Entries with figure data:
----------------
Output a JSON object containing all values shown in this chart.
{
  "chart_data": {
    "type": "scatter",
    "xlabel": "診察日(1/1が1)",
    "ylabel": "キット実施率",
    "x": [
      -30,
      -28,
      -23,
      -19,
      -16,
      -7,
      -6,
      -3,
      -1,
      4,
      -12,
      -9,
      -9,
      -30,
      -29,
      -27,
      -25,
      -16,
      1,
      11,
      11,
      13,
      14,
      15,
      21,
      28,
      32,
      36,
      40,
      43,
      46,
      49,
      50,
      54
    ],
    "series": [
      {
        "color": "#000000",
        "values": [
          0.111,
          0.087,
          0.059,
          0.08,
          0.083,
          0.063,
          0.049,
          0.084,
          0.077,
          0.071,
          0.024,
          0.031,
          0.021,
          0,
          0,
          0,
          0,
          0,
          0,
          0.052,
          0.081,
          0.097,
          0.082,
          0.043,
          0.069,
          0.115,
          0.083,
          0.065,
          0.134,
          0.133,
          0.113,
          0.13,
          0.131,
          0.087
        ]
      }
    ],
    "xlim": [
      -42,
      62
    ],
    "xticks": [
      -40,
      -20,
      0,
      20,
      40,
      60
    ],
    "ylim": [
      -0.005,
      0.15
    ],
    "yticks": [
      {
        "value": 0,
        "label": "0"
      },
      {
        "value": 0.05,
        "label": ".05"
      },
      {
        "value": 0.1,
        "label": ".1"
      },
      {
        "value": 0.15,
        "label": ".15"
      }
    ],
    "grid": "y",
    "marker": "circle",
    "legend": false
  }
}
----------------
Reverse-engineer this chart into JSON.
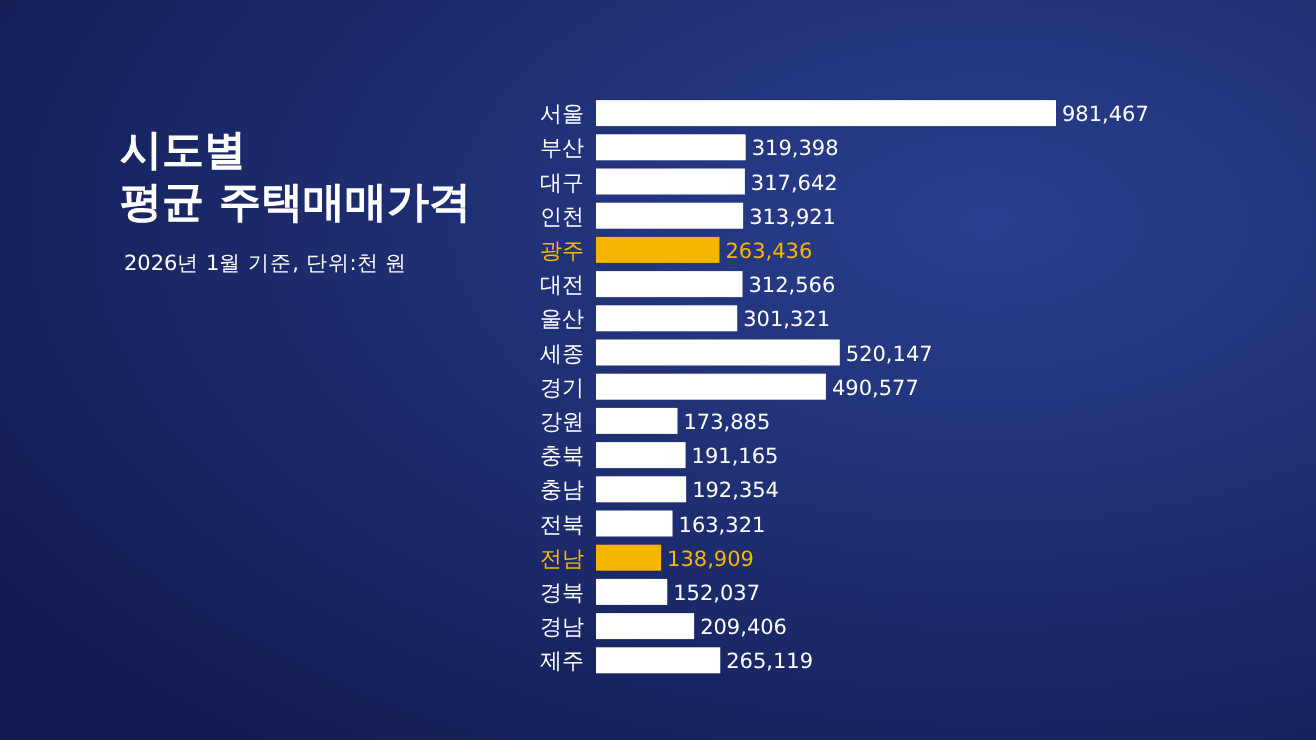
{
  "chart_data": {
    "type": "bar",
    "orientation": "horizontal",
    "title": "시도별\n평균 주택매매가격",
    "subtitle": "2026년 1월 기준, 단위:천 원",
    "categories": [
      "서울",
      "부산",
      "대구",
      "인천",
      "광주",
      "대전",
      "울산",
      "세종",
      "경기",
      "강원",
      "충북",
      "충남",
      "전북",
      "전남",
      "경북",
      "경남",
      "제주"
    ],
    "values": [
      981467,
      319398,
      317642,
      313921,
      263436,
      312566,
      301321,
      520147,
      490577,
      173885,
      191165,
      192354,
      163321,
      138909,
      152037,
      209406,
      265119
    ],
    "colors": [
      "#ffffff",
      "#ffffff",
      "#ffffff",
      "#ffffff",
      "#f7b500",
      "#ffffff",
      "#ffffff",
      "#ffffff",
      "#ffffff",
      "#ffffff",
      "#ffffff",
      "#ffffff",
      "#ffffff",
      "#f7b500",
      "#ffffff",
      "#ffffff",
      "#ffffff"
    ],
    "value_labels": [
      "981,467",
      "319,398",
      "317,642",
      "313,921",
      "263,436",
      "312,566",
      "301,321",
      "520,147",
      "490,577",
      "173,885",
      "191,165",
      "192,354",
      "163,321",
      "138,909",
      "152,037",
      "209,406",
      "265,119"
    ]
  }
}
----------------
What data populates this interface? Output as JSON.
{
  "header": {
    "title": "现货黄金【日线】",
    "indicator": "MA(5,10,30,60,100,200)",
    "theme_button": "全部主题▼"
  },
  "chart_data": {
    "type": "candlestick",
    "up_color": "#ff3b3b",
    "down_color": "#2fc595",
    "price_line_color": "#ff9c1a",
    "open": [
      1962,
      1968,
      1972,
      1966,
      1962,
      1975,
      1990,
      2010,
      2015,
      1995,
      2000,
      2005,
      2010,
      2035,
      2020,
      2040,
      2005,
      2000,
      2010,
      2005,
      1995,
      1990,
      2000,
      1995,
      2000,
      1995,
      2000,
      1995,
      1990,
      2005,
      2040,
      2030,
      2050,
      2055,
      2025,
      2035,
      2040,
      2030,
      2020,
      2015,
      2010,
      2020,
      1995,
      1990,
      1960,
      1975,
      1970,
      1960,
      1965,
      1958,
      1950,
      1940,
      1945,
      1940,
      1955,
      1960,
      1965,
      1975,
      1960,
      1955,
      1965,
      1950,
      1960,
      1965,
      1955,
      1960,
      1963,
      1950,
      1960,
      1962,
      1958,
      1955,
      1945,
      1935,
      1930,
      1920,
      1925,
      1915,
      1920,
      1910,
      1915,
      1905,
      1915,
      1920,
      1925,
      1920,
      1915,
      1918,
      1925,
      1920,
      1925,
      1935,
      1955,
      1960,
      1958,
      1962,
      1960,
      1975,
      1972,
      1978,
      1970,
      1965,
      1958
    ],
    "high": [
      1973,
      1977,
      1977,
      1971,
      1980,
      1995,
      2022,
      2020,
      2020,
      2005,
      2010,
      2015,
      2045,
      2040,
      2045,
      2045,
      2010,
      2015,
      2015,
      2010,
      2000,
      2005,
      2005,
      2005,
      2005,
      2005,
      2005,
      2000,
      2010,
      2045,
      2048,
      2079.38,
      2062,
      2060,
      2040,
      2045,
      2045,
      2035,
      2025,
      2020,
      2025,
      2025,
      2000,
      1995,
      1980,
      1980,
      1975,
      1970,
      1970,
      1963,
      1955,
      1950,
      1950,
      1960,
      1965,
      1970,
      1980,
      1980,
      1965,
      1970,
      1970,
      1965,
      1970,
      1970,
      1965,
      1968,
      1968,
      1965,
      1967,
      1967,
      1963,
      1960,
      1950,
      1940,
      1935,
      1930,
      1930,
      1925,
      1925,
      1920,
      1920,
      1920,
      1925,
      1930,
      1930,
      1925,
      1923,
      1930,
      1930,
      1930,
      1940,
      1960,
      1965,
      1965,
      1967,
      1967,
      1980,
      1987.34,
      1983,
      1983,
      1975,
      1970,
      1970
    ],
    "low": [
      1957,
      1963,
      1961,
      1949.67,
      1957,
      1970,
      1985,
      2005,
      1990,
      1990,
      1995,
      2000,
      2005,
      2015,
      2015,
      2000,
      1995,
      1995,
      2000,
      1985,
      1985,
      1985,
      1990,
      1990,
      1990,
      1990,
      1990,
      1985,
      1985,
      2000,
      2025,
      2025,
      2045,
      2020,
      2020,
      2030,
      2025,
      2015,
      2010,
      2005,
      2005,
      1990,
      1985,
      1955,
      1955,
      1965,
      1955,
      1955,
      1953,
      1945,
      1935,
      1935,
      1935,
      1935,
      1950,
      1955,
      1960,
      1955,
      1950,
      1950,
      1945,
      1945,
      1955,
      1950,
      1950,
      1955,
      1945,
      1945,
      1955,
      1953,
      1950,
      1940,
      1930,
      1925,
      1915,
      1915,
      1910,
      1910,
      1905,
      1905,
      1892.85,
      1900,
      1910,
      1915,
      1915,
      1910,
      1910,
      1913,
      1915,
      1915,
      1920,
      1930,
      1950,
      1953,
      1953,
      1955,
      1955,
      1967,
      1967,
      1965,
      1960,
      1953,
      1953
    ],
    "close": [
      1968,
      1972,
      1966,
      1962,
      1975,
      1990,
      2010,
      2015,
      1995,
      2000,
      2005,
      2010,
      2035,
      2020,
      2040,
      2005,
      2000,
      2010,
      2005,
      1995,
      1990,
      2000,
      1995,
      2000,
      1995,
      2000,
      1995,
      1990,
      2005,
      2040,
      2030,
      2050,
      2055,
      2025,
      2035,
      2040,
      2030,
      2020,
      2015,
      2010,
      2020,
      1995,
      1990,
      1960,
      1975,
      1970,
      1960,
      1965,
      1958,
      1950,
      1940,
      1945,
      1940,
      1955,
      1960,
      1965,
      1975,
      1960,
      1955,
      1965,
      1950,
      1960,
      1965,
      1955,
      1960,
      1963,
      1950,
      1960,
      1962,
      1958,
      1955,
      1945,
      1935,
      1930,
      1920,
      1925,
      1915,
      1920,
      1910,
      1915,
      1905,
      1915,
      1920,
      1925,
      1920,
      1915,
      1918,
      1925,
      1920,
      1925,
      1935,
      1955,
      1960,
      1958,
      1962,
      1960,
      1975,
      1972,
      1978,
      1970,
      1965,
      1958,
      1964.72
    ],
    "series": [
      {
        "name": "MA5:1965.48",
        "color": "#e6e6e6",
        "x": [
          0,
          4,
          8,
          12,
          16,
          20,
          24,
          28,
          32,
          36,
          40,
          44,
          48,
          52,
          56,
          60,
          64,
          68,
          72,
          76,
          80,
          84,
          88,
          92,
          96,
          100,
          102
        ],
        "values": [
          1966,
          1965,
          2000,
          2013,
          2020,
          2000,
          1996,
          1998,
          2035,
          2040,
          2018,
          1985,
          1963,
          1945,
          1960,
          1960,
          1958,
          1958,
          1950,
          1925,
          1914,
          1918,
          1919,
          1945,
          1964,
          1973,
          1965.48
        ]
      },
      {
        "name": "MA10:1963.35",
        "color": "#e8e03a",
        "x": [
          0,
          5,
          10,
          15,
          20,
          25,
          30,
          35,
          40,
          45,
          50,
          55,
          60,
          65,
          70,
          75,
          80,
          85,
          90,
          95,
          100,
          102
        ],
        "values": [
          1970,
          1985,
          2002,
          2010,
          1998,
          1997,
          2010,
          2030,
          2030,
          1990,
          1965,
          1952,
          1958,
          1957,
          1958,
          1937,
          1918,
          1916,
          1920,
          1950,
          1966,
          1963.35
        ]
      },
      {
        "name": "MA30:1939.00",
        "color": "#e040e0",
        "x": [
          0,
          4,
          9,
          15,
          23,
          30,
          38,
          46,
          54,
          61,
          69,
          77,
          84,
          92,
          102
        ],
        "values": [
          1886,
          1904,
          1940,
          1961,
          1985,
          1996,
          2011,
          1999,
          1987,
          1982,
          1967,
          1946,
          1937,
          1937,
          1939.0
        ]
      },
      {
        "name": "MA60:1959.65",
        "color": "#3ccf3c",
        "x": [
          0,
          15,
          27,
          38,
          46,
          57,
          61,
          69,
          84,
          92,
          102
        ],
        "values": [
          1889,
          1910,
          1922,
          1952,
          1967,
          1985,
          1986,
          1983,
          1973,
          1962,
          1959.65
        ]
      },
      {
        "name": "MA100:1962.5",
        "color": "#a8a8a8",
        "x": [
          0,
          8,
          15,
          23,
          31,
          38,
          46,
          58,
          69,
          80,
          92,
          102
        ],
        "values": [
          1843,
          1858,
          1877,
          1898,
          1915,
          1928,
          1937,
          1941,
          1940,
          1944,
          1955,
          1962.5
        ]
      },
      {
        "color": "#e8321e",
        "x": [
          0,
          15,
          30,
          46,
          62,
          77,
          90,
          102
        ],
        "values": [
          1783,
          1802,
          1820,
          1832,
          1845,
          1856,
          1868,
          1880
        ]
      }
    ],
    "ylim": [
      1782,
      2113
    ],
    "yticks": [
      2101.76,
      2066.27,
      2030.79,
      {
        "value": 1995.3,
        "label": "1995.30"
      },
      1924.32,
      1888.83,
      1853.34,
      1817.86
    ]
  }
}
----------------
To do:
Sift through the entries and copy every line with "name".

Solution to the problem:
        "name": "MA5:1965.48",
        "name": "MA10:1963.35",
        "name": "MA30:1939.00",
        "name": "MA60:1959.65",
        "name": "MA100:1962.5",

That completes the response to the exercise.